■ Dataset items:
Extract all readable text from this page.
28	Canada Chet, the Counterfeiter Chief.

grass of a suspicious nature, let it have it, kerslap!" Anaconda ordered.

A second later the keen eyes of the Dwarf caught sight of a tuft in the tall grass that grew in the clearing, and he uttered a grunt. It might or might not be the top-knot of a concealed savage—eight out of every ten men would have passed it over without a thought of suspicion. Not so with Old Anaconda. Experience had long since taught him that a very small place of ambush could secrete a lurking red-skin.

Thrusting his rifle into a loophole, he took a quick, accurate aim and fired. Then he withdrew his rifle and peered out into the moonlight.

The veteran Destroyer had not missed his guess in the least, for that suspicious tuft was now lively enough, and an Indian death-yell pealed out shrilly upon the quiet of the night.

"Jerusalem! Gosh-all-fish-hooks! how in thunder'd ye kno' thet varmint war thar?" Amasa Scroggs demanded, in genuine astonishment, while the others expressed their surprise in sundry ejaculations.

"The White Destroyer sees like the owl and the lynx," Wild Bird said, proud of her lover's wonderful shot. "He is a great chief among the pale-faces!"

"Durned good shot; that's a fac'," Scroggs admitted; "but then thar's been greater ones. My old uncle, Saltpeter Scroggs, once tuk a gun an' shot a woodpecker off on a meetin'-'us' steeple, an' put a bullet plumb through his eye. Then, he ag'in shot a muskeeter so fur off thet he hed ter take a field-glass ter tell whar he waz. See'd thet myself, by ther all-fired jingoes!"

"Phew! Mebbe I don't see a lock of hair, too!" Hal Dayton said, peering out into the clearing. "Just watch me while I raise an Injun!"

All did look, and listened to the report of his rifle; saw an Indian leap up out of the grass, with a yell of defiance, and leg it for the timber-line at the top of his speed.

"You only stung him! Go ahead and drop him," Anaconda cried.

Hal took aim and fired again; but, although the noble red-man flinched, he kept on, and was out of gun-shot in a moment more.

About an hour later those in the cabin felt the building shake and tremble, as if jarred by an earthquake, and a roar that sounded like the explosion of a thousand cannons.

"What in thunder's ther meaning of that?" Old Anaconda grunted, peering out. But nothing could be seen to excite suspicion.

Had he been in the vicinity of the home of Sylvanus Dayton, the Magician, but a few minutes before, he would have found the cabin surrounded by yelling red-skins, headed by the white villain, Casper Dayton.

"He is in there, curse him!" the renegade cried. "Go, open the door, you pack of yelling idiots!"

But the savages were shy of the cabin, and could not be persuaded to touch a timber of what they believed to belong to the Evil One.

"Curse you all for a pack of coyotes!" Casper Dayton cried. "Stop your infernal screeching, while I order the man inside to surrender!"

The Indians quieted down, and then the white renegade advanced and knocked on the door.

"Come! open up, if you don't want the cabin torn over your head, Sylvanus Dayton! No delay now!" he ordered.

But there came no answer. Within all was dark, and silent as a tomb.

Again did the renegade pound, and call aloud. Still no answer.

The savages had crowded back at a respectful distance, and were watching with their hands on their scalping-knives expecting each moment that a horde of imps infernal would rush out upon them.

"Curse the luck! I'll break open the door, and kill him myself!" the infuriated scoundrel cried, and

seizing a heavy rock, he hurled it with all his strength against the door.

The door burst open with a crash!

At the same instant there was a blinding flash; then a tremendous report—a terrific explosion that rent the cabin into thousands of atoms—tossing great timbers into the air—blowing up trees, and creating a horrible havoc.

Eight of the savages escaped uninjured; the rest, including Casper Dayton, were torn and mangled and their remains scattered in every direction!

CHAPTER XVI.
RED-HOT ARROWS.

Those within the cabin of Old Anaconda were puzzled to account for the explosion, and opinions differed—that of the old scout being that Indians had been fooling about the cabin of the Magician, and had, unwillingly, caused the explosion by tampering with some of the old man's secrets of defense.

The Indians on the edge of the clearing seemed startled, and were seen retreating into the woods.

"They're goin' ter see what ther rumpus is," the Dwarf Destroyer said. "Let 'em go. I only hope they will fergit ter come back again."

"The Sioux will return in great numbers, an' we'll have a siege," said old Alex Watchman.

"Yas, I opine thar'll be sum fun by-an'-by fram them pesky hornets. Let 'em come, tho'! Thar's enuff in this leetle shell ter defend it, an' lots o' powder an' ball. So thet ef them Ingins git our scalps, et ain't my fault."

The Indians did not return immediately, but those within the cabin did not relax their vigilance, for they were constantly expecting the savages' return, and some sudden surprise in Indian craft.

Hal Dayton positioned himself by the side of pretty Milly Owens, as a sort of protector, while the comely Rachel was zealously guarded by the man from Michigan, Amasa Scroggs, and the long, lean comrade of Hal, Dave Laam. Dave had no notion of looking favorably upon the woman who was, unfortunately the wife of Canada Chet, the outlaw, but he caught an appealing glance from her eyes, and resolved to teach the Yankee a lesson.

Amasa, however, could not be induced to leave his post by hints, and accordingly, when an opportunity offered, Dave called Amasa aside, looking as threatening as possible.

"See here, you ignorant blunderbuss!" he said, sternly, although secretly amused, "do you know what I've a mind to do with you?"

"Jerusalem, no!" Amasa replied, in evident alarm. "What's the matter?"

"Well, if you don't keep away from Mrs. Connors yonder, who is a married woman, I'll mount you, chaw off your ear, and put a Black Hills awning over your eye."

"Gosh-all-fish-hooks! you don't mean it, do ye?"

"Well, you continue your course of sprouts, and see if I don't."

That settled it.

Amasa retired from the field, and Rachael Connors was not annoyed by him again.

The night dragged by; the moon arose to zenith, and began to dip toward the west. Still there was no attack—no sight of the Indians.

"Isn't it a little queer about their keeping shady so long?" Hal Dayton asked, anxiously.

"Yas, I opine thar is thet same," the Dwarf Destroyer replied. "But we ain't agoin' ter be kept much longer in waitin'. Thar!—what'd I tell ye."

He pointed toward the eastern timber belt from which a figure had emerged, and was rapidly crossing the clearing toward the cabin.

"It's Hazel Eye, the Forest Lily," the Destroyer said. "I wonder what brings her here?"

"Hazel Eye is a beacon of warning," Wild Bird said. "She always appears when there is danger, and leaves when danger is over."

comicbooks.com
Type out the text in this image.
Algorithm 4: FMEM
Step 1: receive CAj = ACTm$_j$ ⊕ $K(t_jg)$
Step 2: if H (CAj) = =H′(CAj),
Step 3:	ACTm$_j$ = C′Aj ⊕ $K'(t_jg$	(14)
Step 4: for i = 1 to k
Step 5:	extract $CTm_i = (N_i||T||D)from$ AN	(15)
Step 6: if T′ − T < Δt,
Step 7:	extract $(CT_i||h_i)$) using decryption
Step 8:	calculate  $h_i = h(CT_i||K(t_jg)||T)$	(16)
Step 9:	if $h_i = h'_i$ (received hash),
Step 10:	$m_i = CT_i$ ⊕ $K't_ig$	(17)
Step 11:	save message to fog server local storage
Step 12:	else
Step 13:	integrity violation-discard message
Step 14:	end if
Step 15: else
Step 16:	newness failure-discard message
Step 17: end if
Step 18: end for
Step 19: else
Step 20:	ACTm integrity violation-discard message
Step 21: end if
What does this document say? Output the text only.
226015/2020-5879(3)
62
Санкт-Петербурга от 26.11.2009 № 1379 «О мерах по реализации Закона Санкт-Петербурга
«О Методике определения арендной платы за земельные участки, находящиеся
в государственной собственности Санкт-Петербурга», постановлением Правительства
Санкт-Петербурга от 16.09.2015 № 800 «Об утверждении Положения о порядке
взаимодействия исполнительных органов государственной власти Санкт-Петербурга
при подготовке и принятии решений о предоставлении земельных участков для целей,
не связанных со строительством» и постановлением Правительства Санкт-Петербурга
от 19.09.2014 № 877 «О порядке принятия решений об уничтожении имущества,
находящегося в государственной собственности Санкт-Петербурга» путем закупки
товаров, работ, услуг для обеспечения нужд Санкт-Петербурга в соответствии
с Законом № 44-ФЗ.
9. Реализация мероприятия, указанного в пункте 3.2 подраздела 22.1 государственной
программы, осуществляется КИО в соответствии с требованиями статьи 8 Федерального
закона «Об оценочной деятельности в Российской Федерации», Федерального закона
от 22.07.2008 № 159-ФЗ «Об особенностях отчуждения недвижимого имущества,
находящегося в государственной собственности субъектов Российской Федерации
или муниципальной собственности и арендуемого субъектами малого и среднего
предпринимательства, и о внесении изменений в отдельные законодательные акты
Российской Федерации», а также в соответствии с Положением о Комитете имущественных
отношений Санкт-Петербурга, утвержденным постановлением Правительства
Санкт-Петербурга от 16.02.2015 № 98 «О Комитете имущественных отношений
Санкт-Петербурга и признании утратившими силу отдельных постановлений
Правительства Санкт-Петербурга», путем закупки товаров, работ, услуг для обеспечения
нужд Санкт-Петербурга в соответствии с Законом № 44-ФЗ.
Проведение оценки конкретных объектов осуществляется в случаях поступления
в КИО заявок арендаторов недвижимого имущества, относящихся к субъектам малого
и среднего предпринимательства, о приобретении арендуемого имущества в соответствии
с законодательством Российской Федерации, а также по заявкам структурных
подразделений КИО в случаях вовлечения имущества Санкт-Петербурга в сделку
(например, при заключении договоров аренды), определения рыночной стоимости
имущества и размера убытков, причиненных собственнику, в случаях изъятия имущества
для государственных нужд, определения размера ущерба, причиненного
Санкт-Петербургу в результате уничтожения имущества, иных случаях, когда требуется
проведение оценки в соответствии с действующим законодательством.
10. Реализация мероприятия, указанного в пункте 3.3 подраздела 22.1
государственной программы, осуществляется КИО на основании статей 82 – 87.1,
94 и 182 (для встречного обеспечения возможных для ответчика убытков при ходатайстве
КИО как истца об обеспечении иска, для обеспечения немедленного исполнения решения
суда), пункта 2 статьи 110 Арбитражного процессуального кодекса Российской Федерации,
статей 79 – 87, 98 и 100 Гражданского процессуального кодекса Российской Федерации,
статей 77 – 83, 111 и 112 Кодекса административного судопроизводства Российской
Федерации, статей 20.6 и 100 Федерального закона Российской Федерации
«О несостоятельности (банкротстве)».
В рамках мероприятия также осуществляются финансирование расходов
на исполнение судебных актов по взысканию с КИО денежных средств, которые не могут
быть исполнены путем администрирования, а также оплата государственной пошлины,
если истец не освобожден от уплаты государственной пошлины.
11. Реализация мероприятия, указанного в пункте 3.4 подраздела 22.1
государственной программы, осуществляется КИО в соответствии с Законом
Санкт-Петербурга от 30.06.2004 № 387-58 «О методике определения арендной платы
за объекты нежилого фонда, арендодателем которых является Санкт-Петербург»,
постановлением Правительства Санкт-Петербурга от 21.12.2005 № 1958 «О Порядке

■ Exercise details: Scan the data above and copy every line with "малого" in it.

■ Answer below:
или муниципальной собственности и арендуемого субъектами малого и среднего
в КИО заявок арендаторов недвижимого имущества, относящихся к субъектам малого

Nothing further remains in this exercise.